══ Data for this task

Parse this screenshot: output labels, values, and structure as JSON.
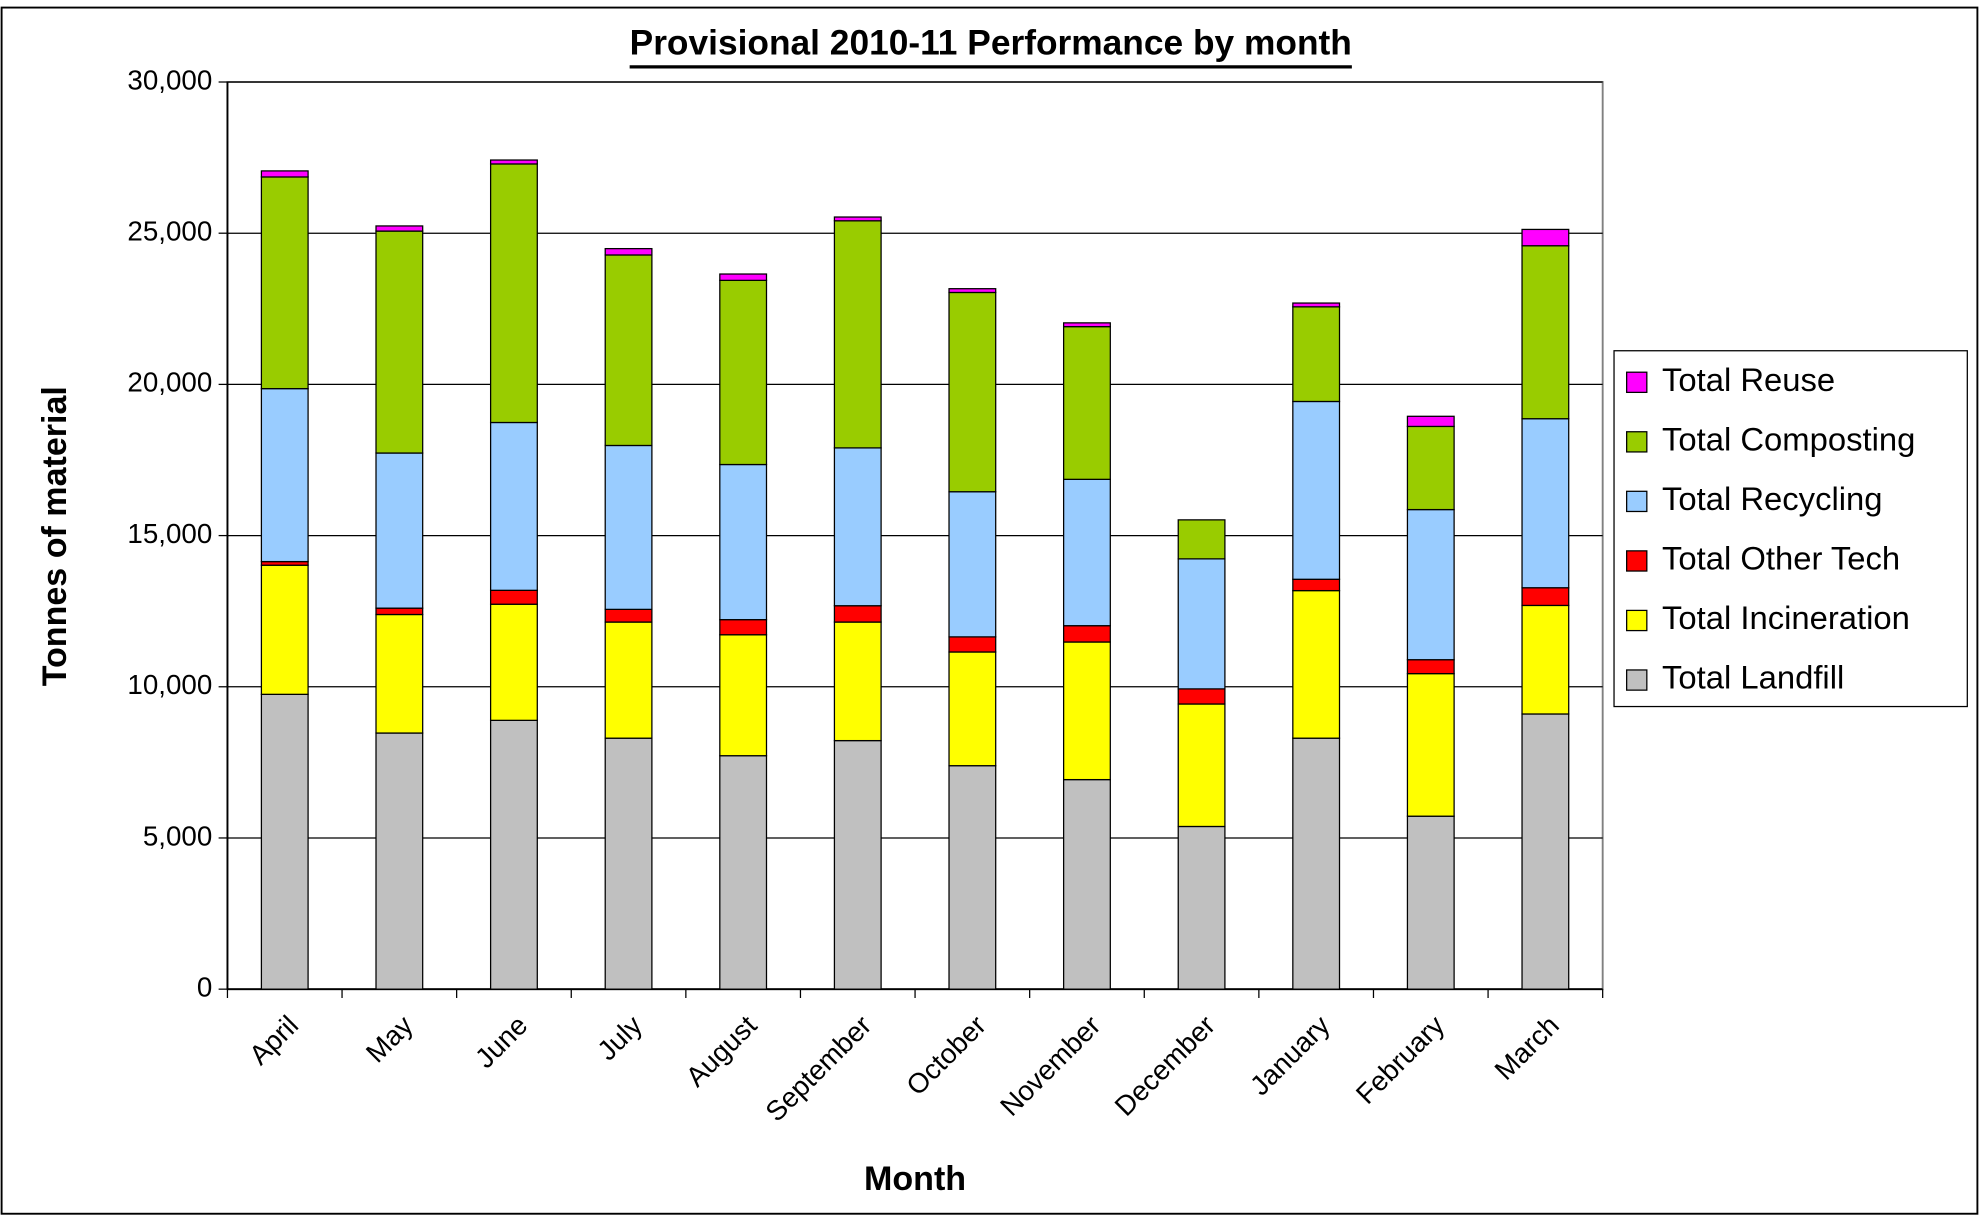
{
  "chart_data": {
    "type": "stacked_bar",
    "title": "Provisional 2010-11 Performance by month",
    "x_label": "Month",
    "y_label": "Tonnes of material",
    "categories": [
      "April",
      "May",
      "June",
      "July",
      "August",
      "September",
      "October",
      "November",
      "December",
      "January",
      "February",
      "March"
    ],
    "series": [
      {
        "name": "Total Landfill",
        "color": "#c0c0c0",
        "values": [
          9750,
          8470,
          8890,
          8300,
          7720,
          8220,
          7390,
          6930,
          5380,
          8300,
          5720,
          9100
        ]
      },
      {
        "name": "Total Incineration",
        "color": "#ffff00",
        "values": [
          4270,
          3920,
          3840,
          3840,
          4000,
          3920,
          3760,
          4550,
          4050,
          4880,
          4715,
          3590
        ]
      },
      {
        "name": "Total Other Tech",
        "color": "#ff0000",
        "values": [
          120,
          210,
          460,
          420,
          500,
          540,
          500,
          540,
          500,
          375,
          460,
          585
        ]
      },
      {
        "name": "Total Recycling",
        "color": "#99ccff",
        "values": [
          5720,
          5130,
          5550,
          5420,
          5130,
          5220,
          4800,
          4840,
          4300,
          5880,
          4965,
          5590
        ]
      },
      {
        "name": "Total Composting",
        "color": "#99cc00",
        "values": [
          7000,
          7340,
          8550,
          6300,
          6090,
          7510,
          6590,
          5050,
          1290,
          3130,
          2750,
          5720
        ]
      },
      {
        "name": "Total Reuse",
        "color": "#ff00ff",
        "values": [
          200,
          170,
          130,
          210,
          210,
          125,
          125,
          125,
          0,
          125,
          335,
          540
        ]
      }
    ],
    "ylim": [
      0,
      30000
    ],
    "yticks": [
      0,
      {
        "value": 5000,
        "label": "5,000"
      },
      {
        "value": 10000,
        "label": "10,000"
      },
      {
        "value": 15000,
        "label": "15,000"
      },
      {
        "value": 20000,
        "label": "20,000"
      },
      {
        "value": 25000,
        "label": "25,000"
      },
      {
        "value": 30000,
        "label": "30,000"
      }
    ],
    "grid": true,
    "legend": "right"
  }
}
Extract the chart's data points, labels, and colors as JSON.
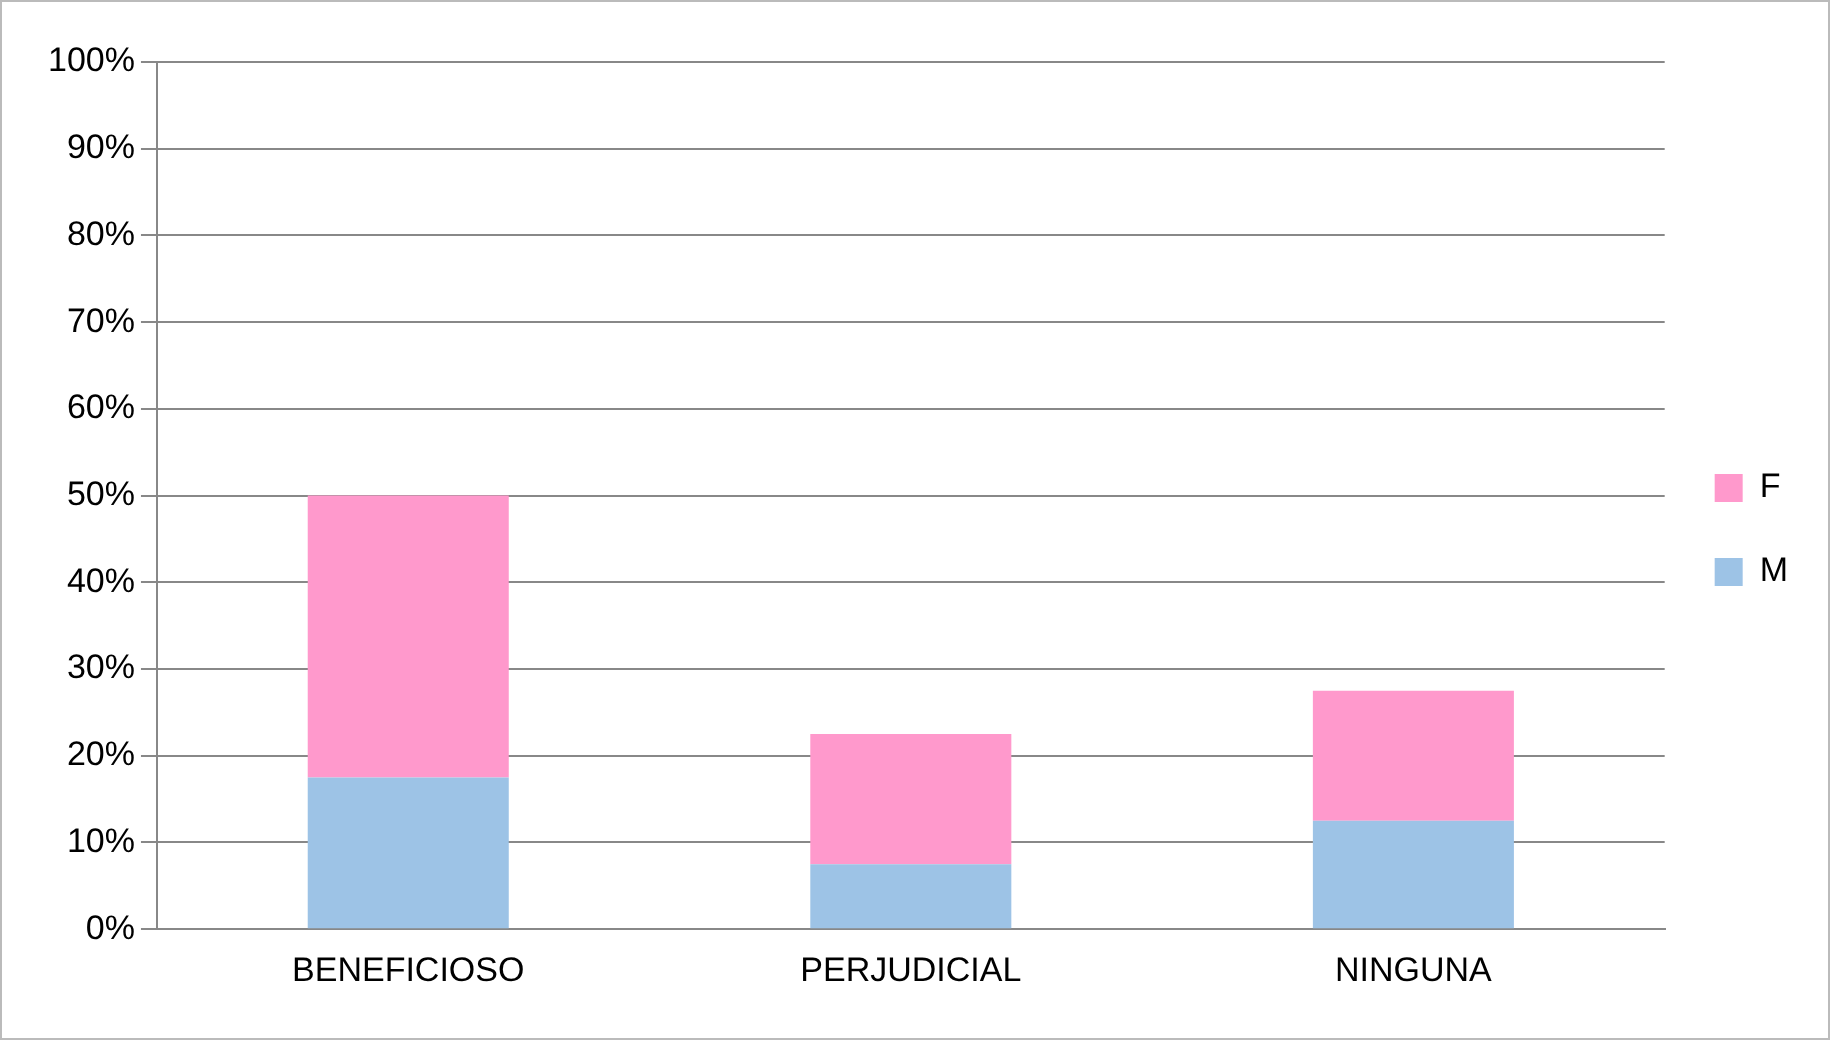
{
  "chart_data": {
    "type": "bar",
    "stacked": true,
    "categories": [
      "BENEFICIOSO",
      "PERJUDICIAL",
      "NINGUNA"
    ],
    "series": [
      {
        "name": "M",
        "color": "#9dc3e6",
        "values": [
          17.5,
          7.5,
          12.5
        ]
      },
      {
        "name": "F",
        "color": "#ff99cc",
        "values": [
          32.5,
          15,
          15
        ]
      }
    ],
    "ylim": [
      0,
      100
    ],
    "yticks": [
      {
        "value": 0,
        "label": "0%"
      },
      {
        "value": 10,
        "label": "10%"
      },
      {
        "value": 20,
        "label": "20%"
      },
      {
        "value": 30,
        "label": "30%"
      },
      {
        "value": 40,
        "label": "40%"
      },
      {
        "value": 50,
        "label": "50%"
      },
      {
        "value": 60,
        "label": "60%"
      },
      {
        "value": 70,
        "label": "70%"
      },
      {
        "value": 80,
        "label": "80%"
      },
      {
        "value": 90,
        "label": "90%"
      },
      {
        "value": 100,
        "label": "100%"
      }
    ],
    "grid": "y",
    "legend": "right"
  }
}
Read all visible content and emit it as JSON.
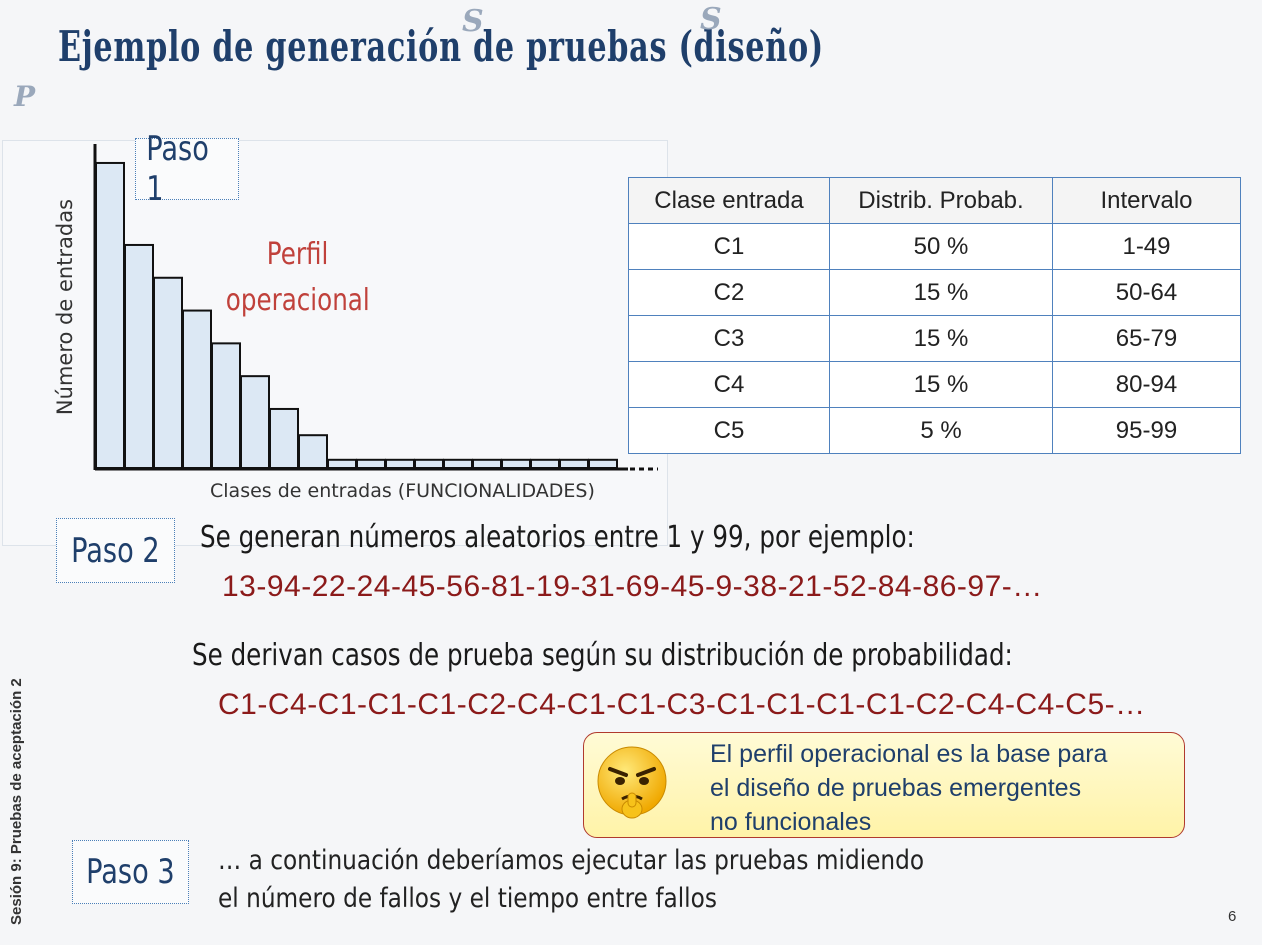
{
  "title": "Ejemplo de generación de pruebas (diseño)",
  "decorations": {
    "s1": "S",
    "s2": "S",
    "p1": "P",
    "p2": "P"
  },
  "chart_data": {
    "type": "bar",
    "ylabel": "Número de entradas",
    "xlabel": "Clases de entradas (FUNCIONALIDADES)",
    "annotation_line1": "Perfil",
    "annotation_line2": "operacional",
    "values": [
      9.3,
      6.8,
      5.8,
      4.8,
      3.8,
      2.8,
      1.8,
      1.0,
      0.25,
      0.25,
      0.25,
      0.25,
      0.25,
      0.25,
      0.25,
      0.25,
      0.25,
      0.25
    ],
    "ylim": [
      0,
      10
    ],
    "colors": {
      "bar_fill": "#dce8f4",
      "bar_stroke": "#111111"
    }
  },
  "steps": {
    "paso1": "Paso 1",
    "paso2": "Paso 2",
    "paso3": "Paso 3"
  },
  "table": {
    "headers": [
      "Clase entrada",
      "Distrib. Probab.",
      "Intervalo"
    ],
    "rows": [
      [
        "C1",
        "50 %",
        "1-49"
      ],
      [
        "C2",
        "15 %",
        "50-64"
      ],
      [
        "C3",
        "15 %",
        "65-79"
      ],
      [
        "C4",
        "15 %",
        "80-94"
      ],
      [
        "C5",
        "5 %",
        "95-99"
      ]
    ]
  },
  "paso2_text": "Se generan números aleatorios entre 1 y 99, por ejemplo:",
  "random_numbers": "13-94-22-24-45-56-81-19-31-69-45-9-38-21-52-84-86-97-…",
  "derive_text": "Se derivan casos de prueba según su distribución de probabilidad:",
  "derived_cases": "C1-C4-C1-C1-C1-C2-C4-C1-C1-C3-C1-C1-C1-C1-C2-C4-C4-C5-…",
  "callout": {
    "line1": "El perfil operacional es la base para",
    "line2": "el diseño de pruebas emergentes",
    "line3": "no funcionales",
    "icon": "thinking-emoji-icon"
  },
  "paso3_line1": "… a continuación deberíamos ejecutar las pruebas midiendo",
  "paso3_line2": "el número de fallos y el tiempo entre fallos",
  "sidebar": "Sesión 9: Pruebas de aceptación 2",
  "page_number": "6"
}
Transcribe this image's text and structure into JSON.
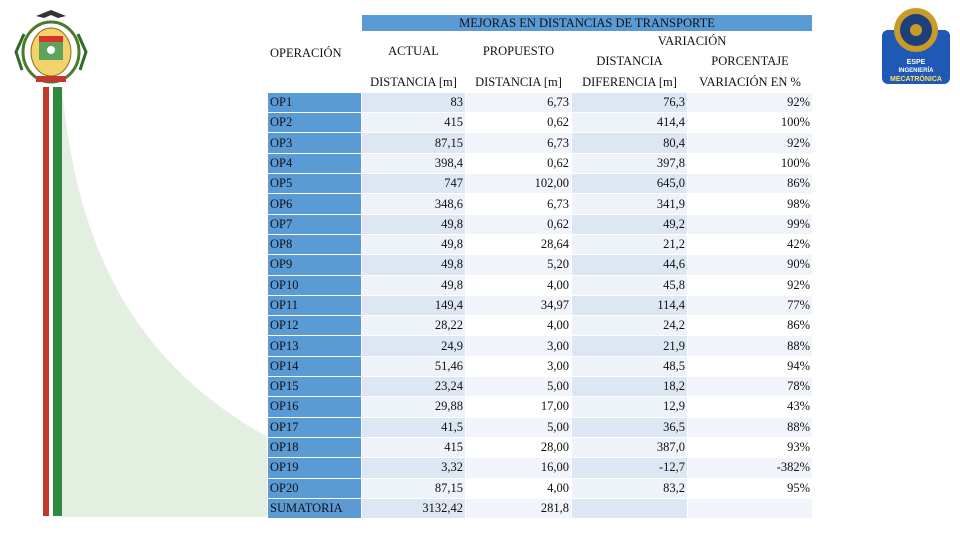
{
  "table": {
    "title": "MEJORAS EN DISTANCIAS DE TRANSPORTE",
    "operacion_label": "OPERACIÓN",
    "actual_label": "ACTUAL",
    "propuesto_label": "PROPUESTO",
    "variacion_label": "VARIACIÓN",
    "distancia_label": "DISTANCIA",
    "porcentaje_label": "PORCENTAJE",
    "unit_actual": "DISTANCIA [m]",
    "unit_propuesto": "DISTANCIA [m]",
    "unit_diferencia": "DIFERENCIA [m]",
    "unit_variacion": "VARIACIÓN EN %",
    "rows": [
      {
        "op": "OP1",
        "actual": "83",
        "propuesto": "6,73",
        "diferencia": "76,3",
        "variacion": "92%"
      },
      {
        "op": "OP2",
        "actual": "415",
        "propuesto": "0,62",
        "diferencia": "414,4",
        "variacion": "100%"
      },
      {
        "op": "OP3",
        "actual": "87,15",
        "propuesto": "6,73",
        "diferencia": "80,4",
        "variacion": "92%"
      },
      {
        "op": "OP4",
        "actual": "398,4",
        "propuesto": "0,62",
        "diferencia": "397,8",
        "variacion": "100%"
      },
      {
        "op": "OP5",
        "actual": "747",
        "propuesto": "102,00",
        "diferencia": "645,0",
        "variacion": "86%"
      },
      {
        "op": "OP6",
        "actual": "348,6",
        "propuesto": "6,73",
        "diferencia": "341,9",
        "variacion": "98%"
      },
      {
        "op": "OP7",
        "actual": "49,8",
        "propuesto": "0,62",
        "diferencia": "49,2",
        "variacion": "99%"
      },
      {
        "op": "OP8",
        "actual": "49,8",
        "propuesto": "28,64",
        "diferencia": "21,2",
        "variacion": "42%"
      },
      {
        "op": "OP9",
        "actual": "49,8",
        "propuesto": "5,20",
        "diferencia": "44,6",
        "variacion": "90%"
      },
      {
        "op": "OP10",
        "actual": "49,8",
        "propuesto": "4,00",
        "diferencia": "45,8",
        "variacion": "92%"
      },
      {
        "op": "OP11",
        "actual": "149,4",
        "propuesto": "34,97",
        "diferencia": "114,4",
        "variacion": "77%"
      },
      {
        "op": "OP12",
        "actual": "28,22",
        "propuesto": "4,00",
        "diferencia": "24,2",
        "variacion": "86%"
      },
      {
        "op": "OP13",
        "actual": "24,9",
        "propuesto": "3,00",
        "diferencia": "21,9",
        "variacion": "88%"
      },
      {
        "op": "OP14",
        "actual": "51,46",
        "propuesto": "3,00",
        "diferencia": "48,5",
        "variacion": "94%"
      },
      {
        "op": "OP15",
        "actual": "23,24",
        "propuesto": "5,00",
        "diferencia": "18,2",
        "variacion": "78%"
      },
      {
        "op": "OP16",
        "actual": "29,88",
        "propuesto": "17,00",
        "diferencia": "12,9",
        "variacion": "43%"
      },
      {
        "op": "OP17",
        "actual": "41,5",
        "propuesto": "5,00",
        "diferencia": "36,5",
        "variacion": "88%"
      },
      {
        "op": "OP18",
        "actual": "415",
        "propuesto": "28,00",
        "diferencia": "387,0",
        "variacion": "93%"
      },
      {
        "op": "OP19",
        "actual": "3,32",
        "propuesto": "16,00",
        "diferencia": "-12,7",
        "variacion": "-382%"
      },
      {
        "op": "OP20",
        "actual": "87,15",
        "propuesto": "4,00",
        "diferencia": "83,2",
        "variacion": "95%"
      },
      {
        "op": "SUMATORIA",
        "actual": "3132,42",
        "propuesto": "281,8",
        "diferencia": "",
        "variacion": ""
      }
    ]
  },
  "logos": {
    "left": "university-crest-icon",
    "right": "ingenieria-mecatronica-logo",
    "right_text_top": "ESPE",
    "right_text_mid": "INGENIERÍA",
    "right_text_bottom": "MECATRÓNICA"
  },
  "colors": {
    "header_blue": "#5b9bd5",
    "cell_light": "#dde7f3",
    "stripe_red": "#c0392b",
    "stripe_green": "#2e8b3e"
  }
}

════

Examine the records and report how many lines contain the string "colors". Only the number should be given.

3